# WRITTEN REQUEST
Repeat the records below exactly.

# RECORDS SUPPLIED
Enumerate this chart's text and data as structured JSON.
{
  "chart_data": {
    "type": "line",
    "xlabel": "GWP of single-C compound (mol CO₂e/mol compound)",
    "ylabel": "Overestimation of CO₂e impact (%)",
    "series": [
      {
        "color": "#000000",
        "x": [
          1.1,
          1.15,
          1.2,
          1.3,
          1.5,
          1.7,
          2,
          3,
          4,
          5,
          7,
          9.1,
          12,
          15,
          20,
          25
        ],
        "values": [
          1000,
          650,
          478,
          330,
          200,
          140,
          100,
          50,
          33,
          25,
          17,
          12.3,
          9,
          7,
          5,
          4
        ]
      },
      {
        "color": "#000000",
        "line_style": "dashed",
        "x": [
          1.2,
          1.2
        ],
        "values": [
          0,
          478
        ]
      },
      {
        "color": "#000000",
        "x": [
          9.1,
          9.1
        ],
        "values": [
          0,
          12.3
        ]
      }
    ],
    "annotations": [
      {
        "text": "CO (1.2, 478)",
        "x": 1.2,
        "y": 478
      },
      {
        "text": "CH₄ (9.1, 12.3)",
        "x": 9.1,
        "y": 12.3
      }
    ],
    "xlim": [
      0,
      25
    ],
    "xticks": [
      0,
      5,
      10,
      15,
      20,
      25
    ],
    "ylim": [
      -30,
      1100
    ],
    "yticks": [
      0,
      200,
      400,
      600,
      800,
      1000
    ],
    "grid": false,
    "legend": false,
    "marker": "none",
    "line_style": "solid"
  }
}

# FULL SOLUTION
Enumerate this chart's text and data as structured JSON.
{
  "chart_data": {
    "type": "line",
    "xlabel": "GWP of single-C compound (mol CO₂e/mol compound)",
    "ylabel": "Overestimation of CO₂e impact (%)",
    "series": [
      {
        "color": "#000000",
        "x": [
          1.1,
          1.15,
          1.2,
          1.3,
          1.5,
          1.7,
          2,
          3,
          4,
          5,
          7,
          9.1,
          12,
          15,
          20,
          25
        ],
        "values": [
          1000,
          650,
          478,
          330,
          200,
          140,
          100,
          50,
          33,
          25,
          17,
          12.3,
          9,
          7,
          5,
          4
        ]
      },
      {
        "color": "#000000",
        "line_style": "dashed",
        "x": [
          1.2,
          1.2
        ],
        "values": [
          0,
          478
        ]
      },
      {
        "color": "#000000",
        "x": [
          9.1,
          9.1
        ],
        "values": [
          0,
          12.3
        ]
      }
    ],
    "annotations": [
      {
        "text": "CO (1.2, 478)",
        "x": 1.2,
        "y": 478
      },
      {
        "text": "CH₄ (9.1, 12.3)",
        "x": 9.1,
        "y": 12.3
      }
    ],
    "xlim": [
      0,
      25
    ],
    "xticks": [
      0,
      5,
      10,
      15,
      20,
      25
    ],
    "ylim": [
      -30,
      1100
    ],
    "yticks": [
      0,
      200,
      400,
      600,
      800,
      1000
    ],
    "grid": false,
    "legend": false,
    "marker": "none",
    "line_style": "solid"
  }
}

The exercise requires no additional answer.